● **What you are asked to do**:
In the copy, include every entry exactly but none of the images.

● **Material to process**:

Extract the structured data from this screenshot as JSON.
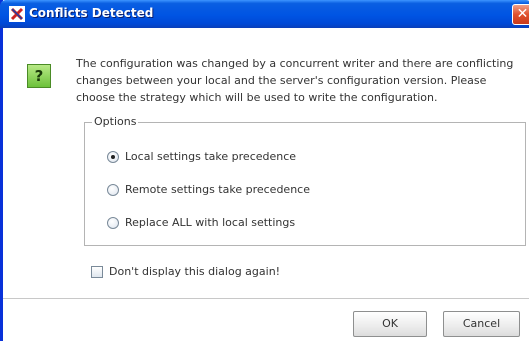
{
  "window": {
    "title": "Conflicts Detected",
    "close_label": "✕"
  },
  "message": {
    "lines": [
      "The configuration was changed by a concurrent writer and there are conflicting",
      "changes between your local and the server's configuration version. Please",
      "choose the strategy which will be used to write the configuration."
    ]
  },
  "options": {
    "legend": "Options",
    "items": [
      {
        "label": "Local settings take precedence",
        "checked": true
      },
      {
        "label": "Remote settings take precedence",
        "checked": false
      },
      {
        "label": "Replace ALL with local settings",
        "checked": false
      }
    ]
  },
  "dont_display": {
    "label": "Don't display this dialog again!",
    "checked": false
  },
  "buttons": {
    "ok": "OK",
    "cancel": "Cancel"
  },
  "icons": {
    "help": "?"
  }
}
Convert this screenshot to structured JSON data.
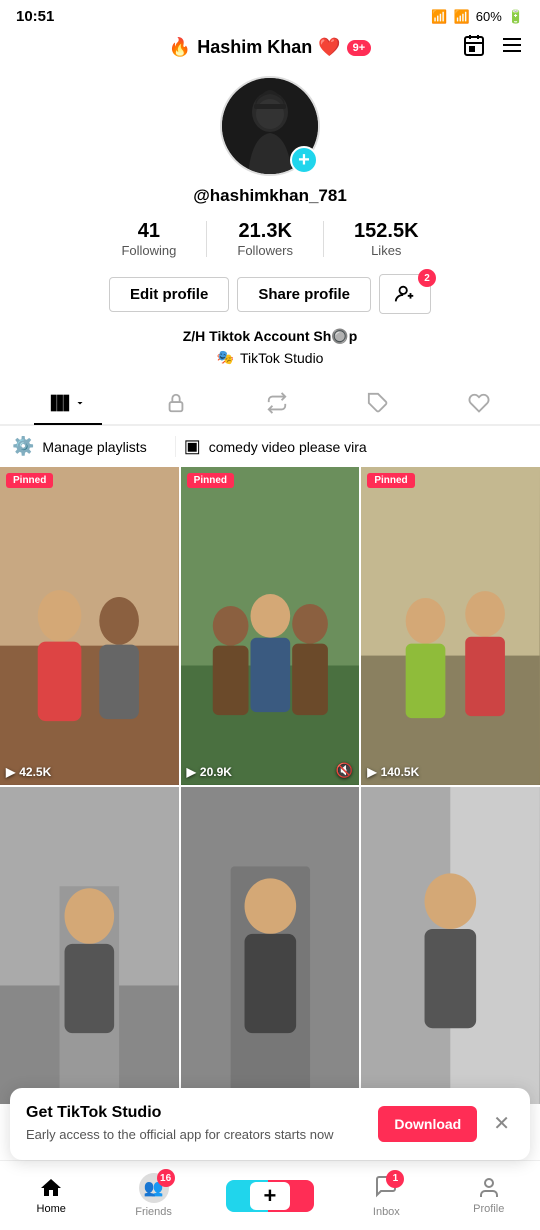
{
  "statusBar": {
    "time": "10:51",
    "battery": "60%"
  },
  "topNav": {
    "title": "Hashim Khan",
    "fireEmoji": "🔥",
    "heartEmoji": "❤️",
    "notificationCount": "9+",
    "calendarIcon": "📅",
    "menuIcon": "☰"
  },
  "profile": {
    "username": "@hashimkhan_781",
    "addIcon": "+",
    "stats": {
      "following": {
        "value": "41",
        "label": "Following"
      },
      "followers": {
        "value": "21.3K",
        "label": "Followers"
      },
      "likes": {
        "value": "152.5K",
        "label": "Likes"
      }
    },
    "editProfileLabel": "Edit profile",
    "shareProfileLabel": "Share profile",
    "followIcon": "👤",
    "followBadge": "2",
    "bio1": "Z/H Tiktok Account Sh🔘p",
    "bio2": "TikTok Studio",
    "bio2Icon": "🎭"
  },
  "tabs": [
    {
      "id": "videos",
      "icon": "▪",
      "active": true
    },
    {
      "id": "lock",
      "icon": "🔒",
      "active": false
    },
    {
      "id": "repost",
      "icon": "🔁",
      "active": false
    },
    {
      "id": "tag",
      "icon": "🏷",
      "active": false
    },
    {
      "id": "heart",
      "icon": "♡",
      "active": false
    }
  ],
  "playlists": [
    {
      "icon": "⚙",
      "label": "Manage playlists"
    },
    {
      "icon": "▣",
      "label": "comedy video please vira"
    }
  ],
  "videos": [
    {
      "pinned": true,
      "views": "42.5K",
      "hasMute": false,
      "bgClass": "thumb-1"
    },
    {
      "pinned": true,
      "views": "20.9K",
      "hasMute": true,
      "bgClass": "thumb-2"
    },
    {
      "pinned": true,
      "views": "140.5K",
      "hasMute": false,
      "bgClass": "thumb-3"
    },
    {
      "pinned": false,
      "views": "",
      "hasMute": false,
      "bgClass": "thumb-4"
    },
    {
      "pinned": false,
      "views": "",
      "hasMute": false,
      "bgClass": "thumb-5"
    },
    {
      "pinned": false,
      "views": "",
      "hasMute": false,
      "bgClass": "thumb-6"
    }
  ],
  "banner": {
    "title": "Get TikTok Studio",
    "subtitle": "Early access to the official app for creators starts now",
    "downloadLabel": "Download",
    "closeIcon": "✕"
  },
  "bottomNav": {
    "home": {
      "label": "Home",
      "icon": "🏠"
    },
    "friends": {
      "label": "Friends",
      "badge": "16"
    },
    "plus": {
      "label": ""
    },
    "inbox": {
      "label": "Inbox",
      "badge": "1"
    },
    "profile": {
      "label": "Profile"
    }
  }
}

● **Result of the exercise**:
Extract the structured data from this screenshot as JSON.
{
  "window": {
    "title": "Conflicts Detected",
    "close_label": "✕"
  },
  "message": {
    "lines": [
      "The configuration was changed by a concurrent writer and there are conflicting",
      "changes between your local and the server's configuration version. Please",
      "choose the strategy which will be used to write the configuration."
    ]
  },
  "options": {
    "legend": "Options",
    "items": [
      {
        "label": "Local settings take precedence",
        "checked": true
      },
      {
        "label": "Remote settings take precedence",
        "checked": false
      },
      {
        "label": "Replace ALL with local settings",
        "checked": false
      }
    ]
  },
  "dont_display": {
    "label": "Don't display this dialog again!",
    "checked": false
  },
  "buttons": {
    "ok": "OK",
    "cancel": "Cancel"
  },
  "icons": {
    "help": "?"
  }
}
Convert this screenshot to structured JSON data.
{
  "statusBar": {
    "time": "10:51",
    "battery": "60%"
  },
  "topNav": {
    "title": "Hashim Khan",
    "fireEmoji": "🔥",
    "heartEmoji": "❤️",
    "notificationCount": "9+",
    "calendarIcon": "📅",
    "menuIcon": "☰"
  },
  "profile": {
    "username": "@hashimkhan_781",
    "addIcon": "+",
    "stats": {
      "following": {
        "value": "41",
        "label": "Following"
      },
      "followers": {
        "value": "21.3K",
        "label": "Followers"
      },
      "likes": {
        "value": "152.5K",
        "label": "Likes"
      }
    },
    "editProfileLabel": "Edit profile",
    "shareProfileLabel": "Share profile",
    "followIcon": "👤",
    "followBadge": "2",
    "bio1": "Z/H Tiktok Account Sh🔘p",
    "bio2": "TikTok Studio",
    "bio2Icon": "🎭"
  },
  "tabs": [
    {
      "id": "videos",
      "icon": "▪",
      "active": true
    },
    {
      "id": "lock",
      "icon": "🔒",
      "active": false
    },
    {
      "id": "repost",
      "icon": "🔁",
      "active": false
    },
    {
      "id": "tag",
      "icon": "🏷",
      "active": false
    },
    {
      "id": "heart",
      "icon": "♡",
      "active": false
    }
  ],
  "playlists": [
    {
      "icon": "⚙",
      "label": "Manage playlists"
    },
    {
      "icon": "▣",
      "label": "comedy video please vira"
    }
  ],
  "videos": [
    {
      "pinned": true,
      "views": "42.5K",
      "hasMute": false,
      "bgClass": "thumb-1"
    },
    {
      "pinned": true,
      "views": "20.9K",
      "hasMute": true,
      "bgClass": "thumb-2"
    },
    {
      "pinned": true,
      "views": "140.5K",
      "hasMute": false,
      "bgClass": "thumb-3"
    },
    {
      "pinned": false,
      "views": "",
      "hasMute": false,
      "bgClass": "thumb-4"
    },
    {
      "pinned": false,
      "views": "",
      "hasMute": false,
      "bgClass": "thumb-5"
    },
    {
      "pinned": false,
      "views": "",
      "hasMute": false,
      "bgClass": "thumb-6"
    }
  ],
  "banner": {
    "title": "Get TikTok Studio",
    "subtitle": "Early access to the official app for creators starts now",
    "downloadLabel": "Download",
    "closeIcon": "✕"
  },
  "bottomNav": {
    "home": {
      "label": "Home",
      "icon": "🏠"
    },
    "friends": {
      "label": "Friends",
      "badge": "16"
    },
    "plus": {
      "label": ""
    },
    "inbox": {
      "label": "Inbox",
      "badge": "1"
    },
    "profile": {
      "label": "Profile"
    }
  }
}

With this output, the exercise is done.